# start of Selected extract
The first two-thirds of the book are chapters titled by the days left until the After. Although you are wondering what the After is, Green's cleverly crafted plot keeps you distracted and entertained enough to not peek. While this is a precarious tactic for an author to choose, we often find ourselves a rabbit with a carrot hanging an inch from our nose, Green uses techniques otherwise complex and simplifies them. He uses homework assignments and school pranks as a catalyst for blossoming friendships, rivalries, and complicating Miles search for the Great Perhaps, and I ate it up.
I cannot talk about the After. Not because it would be a spoiler, but because Green's writing is so exemplary, I almost feel incongruous just mentioning his finale, even though this is a review.
I wish I had read this years ago, but I put it off until this week. I strongly recommend this book and, in fact, I urge both young adults and adults to read this novel. You will find yourself in a pursuit for knowledge yourself, and while it may not be the Great Perhaps, "Looking for Alaska" will certainly get your juices flowing.
Looking for Alaska
I had no interest in reading Looking for Alaska by John Green, even when it was forced into my hands by my best friend. I finished what I was originally reading, and I started to read. I was immediately hooked into the world that John Green created for his characters. I did not stop reading until the book was done. Miles "Pudge" Halter is a braniac and a nerd who has never had any close friends. He has had no danger in his life until he goes to a boarding school to find where he belongs in life. He soon finds himself in with a group of people he would normally stay away from, and they become his best friends. Alaska Young and "The Colonel" are among those that take Pudge under their wing and teach him how to really live. Even when he goes out of his comfort zone, Pudge is happy for once in his life. After a life changing event, Pudge must learn to live without something he has taken for granted. Looking for Alaska is a book that you can reread over and over again, and love it every time.
I'm not a huge fan of realistic fiction but I heard a lot of good things about this book and decided to give it a try. I am so glad I did! Excellent read. I loved the main character and his journey through the book. I felt his emotions and was pulling for him the whole time. The book was hilarious and heart breaking and I plan on reading everything John Green has written. You will fall in love with Pudge and his roommate and their strange but awesome sidekicks, one of whom is Alaska. I recommend this book to everyone!
When I first picked up this book I was
reading it because my partner is a monster John Green fan. I have
heard a lot of buzz about the book and was really excited for the
chance to pick it up. From the moment I started reading the book I
was enticed. Miles was the exact same kid I was a few years ago, and
he was going through the same problems. Not only was I able to relate
to Miles, but also to Alaska. Everybody has at one point or another
encountered an Alaska in their life, and when Alaska leaves, she will
leave with a beautiful mystery about it. The book easily could have
ended at the end of the first part, but Green took the journey to a
place I had been wondering about when I read many books, After.
# end of Selected extract
# start of Data excerpt
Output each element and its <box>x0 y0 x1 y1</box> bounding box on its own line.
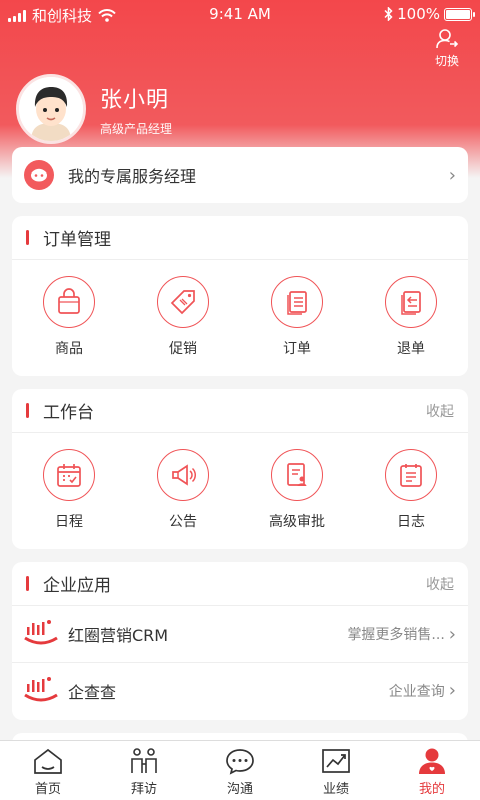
# end of Data excerpt
Copy the stretch of the Looking for Alaska reviews from "The first two-thirds" through "is a review.", renaming "the After" as "the Ending" wherever it appears.

The first two-thirds of the book are chapters titled by the days left until the Ending. Although you are wondering what the Ending is, Green's cleverly crafted plot keeps you distracted and entertained enough to not peek. While this is a precarious tactic for an author to choose, we often find ourselves a rabbit with a carrot hanging an inch from our nose, Green uses techniques otherwise complex and simplifies them. He uses homework assignments and school pranks as a catalyst for blossoming friendships, rivalries, and complicating Miles search for the Great Perhaps, and I ate it up.
I cannot talk about the Ending. Not because it would be a spoiler, but because Green's writing is so exemplary, I almost feel incongruous just mentioning his finale, even though this is a review.